• Trecho do texto:
A investida da Casa Branca foi recebida com temor e
passividade
O New York Times registrou as agressões de Donald Trump às
universidades norte-americanas: “O governo (…) transformou promessas de
campanha de atacar universidades em ações devastadoras, retirando
centenas de milhões em fundos federais da Universidade
Columbia e da Universidade da Pensilvânia.”
Essa investida do Doido Trump foi recebida com temor e
passividade balbuciante pelos gestores das universidades atacadas. A reportagem
do Times assinala que, nos últimos meses, Harvard se moveu cautelosamente,
buscando um acordo e reprimindo a liberdade de expressão. A passividade
adaptativa “irritou alguns que temiam que Harvard estivesse capitulando em um
momento de autoritarismo crescente”.
As manifestações de estudantes e
professores em defesa da Palestina foram inquinadas de “antissemitismo”.
Ironias da história: o antissemitismo do regime nazista se associou à
intervenção de Hitler nas universidades alemãs. Entre tantas capitulações
ilustres, encontramos o filósofo Martin Heiddeger. O historiador Bob Kowalski
escreveu A Ruina do Ser: Heidegger e o Nazismo. O título do livro faz
referência à obra de Heiddeger, O Ser e o Tempo. (Não é temerário suspeitar que
os tempos do nazismo esmagaram o Ser). Kowalski relata em seu livro que em
“1933, pouco após Adolf Hitler chegar ao poder, Heidegger assumiu o cargo de
reitor da Universidade de Freiburg e se filiou ao Partido Nazista, adotando
publicamente posições alinhadas com o regime. Seu discurso de posse como
reitor, conhecido como o Discurso do Reitorado, refletiu um tom nacionalista e
fez uso de uma linguagem que exaltava a ‘grandeza’ do espírito alemão, algo que
muitos interpretaram como um endosso ideológico ao nazismo”. Na vigência de seu
reitorado, Heidegger impôs decisões alinhadas com os propósitos de Hitler.
Entregou sua carreira acadêmica e sua reputação aos sicários do
nacional-socialismo. O filósofo renunciou ao reitorado em 1934, sob o guante de
pesados ataques à sua reputação.
Heidegger concordava com os princípios políticos que guiavam
o nacional-socialismo. Saudou a unidade política do povo construída nos
arcabouços da ditadura. Era notório o menosprezo de Heiddeger à democracia de Weimar.
Assim, diz o seu biógrafo, Rudiger Safranski, ele não sentia repulsa pela
eliminação violenta da oposição política.

• Exercícios:
a: Diga se cada frase abaixo concorda com o trecho, respondendo sim ou não e citando as palavras do trecho que decidem:
(i) Heidegger renunciou ao cargo de reitor em 1934.
(ii) Heidegger virou reitor da Universidade de Freiburg antes de Hitler chegar ao poder.
(iii) O biógrafo de Heidegger citado é Bob Kowalski.
b: Copie do trecho, sem mudar nada, a parte que vai de "Entregou sua carreira" até "democracia de Weimar.".
c: Responda com base no trecho:
(i) De quais universidades o governo tirou centenas de milhões em fundos federais?
(ii) A que obra de Heidegger o título do livro de Kowalski faz referência?
(iii) De que foram acusadas as manifestações de estudantes e professores em defesa da Palestina?
Não é preciso usar os dados.

• Dados exibidos:
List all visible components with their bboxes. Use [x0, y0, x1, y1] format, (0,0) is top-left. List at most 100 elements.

• Respostas finais:
a:
(i) Sim: "O filósofo renunciou ao reitorado em 1934".
(ii) Não: "pouco após Adolf Hitler chegar ao poder, Heidegger assumiu o cargo de reitor da Universidade de Freiburg".
(iii) Não: "diz o seu biógrafo, Rudiger Safranski".

b:
Entregou sua carreira acadêmica e sua reputação aos sicários do
nacional-socialismo. O filósofo renunciou ao reitorado em 1934, sob o guante de
pesados ataques à sua reputação.
Heidegger concordava com os princípios políticos que guiavam
o nacional-socialismo. Saudou a unidade política do povo construída nos
arcabouços da ditadura. Era notório o menosprezo de Heiddeger à democracia de Weimar.

c:
(i) Da Universidade Columbia e da Universidade da Pensilvânia.
(ii) A O Ser e o Tempo.
(iii) De "antissemitismo".